### WHAT YOU ARE ASKED TO DO
Copy every line of the data that contains the string "الزوائد".

### SUPPLIED RECORDS
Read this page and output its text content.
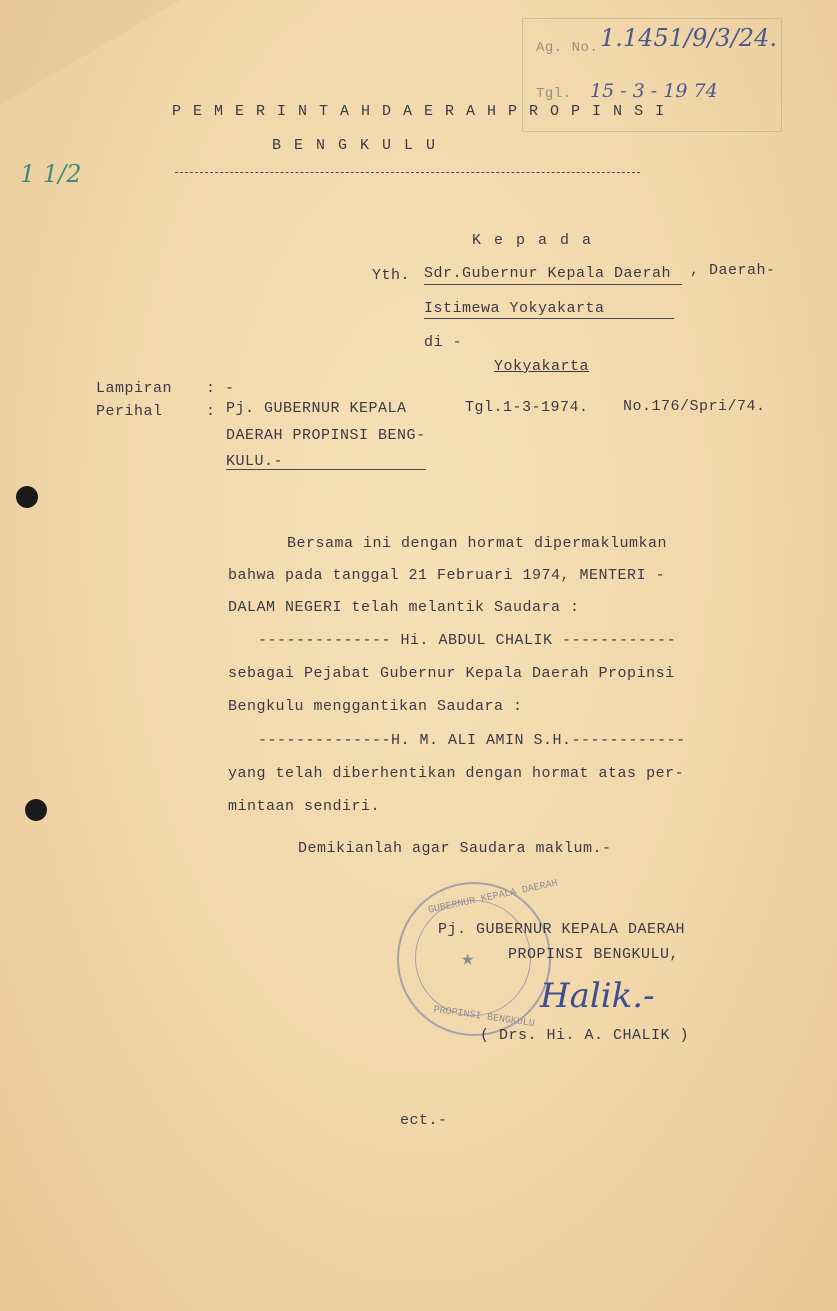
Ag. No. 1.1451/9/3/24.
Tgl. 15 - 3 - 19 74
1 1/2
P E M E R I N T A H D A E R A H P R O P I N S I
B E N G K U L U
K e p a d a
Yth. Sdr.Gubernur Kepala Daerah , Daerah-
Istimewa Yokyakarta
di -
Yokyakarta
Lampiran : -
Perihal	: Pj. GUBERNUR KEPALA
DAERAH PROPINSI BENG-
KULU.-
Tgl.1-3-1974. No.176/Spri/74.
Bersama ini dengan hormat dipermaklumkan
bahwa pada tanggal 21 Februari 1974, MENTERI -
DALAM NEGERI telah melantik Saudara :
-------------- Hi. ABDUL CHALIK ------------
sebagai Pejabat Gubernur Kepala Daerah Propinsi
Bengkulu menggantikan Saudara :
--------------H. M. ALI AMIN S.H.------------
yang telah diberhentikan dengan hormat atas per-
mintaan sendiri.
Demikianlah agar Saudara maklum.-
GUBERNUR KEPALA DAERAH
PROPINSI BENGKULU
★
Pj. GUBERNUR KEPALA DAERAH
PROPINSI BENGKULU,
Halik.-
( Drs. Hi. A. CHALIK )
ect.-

---

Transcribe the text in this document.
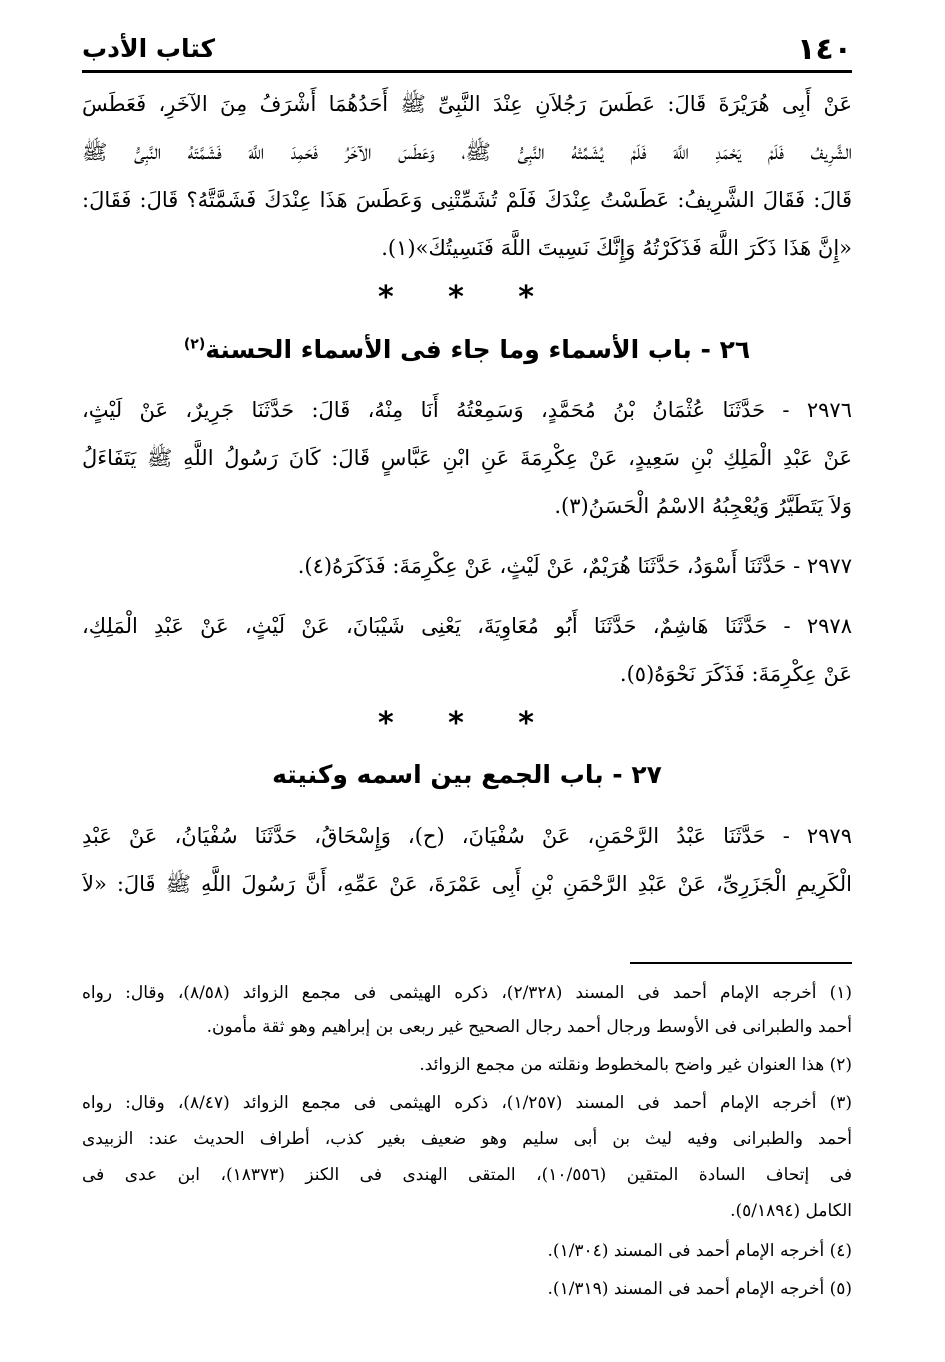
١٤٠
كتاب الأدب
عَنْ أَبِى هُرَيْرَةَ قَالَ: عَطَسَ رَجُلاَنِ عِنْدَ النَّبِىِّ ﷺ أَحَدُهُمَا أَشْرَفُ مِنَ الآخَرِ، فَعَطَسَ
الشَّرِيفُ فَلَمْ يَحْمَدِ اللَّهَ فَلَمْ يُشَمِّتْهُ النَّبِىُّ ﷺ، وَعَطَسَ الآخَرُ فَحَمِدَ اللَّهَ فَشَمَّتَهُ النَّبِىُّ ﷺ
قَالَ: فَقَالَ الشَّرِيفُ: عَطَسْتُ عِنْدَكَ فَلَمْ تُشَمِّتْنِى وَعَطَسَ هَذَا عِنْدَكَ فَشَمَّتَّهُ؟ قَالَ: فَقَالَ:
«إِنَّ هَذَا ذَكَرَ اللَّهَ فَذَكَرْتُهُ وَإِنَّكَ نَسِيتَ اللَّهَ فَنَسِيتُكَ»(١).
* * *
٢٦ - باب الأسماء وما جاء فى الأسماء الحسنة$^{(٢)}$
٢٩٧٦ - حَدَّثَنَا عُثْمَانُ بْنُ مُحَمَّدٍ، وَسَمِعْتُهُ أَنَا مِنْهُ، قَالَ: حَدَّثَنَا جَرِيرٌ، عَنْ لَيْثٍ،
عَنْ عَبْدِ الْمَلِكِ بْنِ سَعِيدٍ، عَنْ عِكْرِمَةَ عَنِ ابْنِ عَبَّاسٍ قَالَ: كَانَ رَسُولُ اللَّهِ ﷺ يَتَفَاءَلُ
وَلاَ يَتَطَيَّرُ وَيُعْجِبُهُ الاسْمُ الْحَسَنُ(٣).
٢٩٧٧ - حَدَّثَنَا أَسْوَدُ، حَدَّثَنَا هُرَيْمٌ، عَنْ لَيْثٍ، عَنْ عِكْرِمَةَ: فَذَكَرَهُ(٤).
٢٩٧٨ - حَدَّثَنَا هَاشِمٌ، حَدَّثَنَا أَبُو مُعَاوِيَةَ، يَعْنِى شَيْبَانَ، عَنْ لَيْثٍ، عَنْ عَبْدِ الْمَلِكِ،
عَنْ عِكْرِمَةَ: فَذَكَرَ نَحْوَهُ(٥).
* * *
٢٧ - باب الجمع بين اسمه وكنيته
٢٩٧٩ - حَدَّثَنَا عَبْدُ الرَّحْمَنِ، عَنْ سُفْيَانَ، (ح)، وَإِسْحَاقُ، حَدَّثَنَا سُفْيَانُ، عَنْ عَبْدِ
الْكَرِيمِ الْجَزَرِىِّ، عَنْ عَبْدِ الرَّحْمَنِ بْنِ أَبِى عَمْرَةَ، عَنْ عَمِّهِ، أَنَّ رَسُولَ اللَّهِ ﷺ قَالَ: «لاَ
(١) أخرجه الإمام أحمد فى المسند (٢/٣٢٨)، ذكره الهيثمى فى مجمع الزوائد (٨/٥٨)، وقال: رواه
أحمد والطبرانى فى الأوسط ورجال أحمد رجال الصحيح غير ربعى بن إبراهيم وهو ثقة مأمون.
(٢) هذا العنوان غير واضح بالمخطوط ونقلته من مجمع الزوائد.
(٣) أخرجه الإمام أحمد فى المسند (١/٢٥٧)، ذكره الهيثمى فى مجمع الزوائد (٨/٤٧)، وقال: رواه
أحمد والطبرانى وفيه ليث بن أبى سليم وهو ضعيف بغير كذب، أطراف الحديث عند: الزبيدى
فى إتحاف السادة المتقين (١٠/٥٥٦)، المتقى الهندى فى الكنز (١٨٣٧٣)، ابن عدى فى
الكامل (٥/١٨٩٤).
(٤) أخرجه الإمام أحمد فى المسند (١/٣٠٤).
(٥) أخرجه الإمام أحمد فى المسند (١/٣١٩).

### FINAL RESULT
(١) أخرجه الإمام أحمد فى المسند (٢/٣٢٨)، ذكره الهيثمى فى مجمع الزوائد (٨/٥٨)، وقال: رواه
(٢) هذا العنوان غير واضح بالمخطوط ونقلته من مجمع الزوائد.
(٣) أخرجه الإمام أحمد فى المسند (١/٢٥٧)، ذكره الهيثمى فى مجمع الزوائد (٨/٤٧)، وقال: رواه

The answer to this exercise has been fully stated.